▶ _Do this_:
Copy whichever lines contain the string "preview".

▶ _Stored rows_:
— begin —

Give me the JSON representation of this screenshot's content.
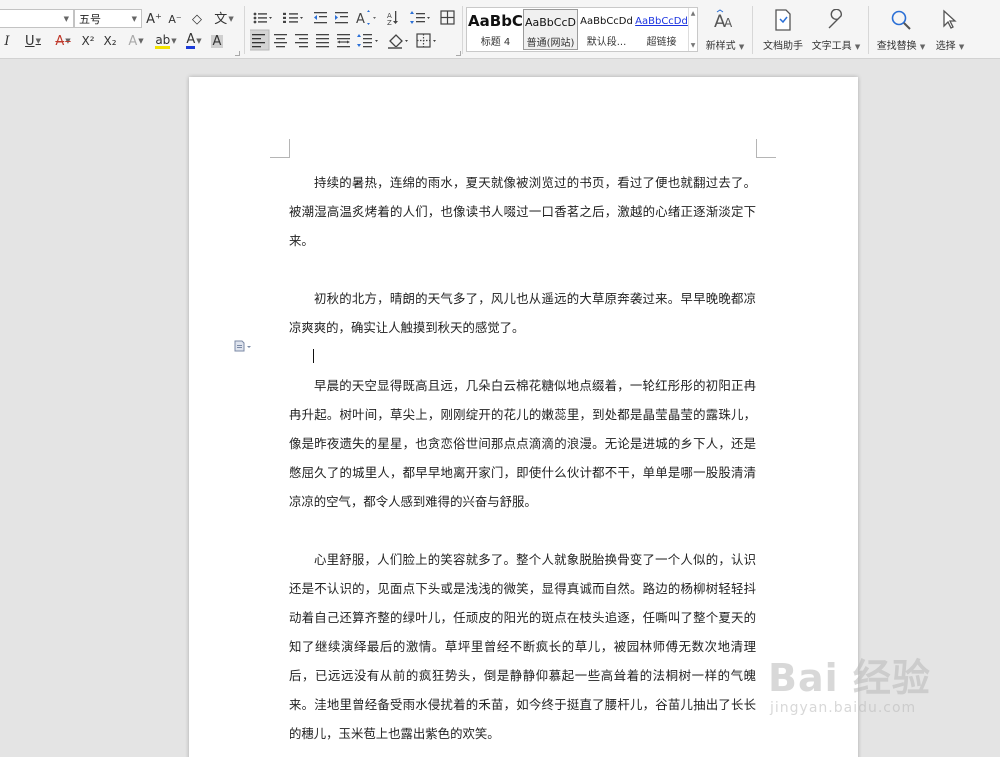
{
  "ribbon": {
    "font_name": "",
    "font_size": "五号",
    "styles": [
      {
        "preview": "AaBbC",
        "name": "标题 4"
      },
      {
        "preview": "AaBbCcD",
        "name": "普通(网站)"
      },
      {
        "preview": "AaBbCcDd",
        "name": "默认段..."
      },
      {
        "preview": "AaBbCcDd",
        "name": "超链接"
      }
    ],
    "new_style": "新样式",
    "doc_assistant": "文档助手",
    "text_tools": "文字工具",
    "find_replace": "查找替换",
    "select": "选择",
    "glyphs": {
      "grow_font": "A⁺",
      "shrink_font": "A⁻",
      "italic": "I",
      "underline": "U",
      "strike": "A",
      "superscript": "X²",
      "subscript": "X₂",
      "text_effect": "A",
      "highlight": "ab",
      "font_color": "A",
      "char_shading": "A",
      "pinyin": "文",
      "clear": "◇"
    }
  },
  "document": {
    "paragraphs": [
      "持续的暑热，连绵的雨水，夏天就像被浏览过的书页，看过了便也就翻过去了。被潮湿高温炙烤着的人们，也像读书人啜过一口香茗之后，激越的心绪正逐渐淡定下来。",
      "初秋的北方，晴朗的天气多了，风儿也从遥远的大草原奔袭过来。早早晚晚都凉凉爽爽的，确实让人触摸到秋天的感觉了。",
      "早晨的天空显得既高且远，几朵白云棉花糖似地点缀着，一轮红彤彤的初阳正冉冉升起。树叶间，草尖上，刚刚绽开的花儿的嫩蕊里，到处都是晶莹晶莹的露珠儿，像是昨夜遗失的星星，也贪恋俗世间那点点滴滴的浪漫。无论是进城的乡下人，还是憋屈久了的城里人，都早早地离开家门，即使什么伙计都不干，单单是哪一股股清清凉凉的空气，都令人感到难得的兴奋与舒服。",
      "心里舒服，人们脸上的笑容就多了。整个人就象脱胎换骨变了一个人似的，认识还是不认识的，见面点下头或是浅浅的微笑，显得真诚而自然。路边的杨柳树轻轻抖动着自己还算齐整的绿叶儿，任顽皮的阳光的斑点在枝头追逐，任嘶叫了整个夏天的知了继续演绎最后的激情。草坪里曾经不断疯长的草儿，被园林师傅无数次地清理后，已远远没有从前的疯狂势头，倒是静静仰慕起一些高耸着的法桐树一样的气魄来。洼地里曾经备受雨水侵扰着的禾苗，如今终于挺直了腰杆儿，谷苗儿抽出了长长的穗儿，玉米苞上也露出紫色的欢笑。"
    ]
  },
  "watermark": {
    "brand": "Bai 经验",
    "url": "jingyan.baidu.com"
  }
}
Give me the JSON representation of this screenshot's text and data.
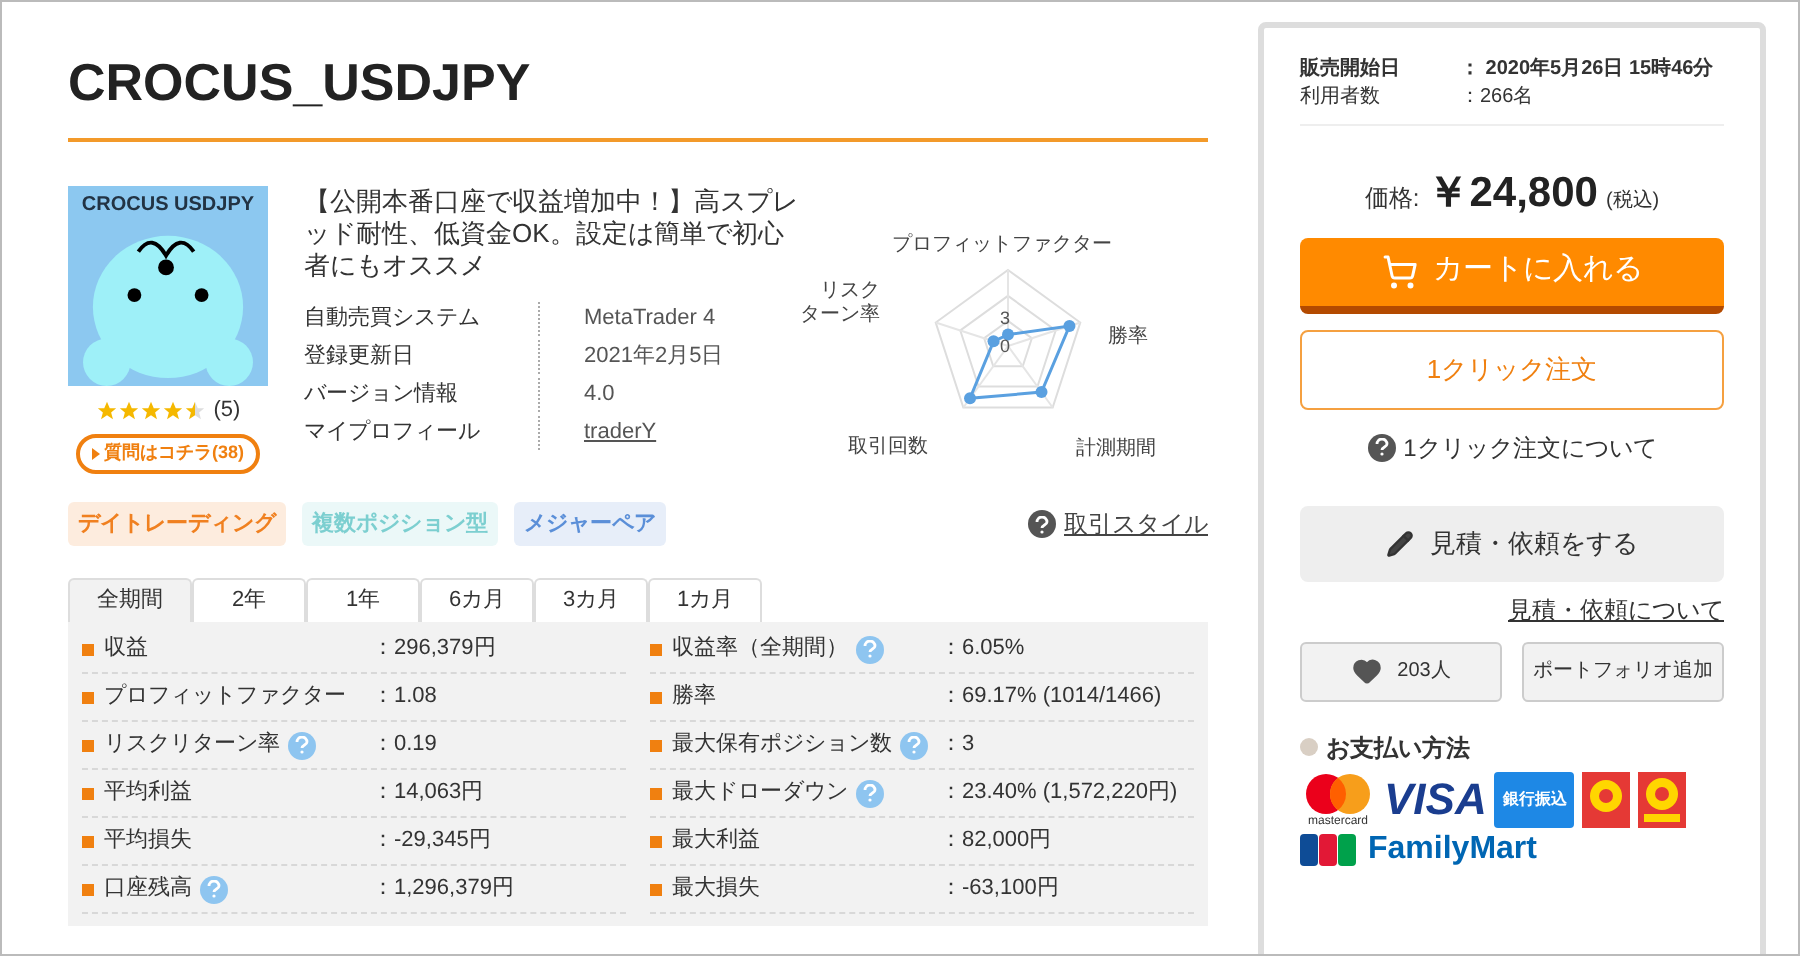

— end —

▶ _Task answer_:
        "preview": "AaBbC",
        "preview": "AaBbCcD",
        "preview": "AaBbCcDd",
        "preview": "AaBbCcDd",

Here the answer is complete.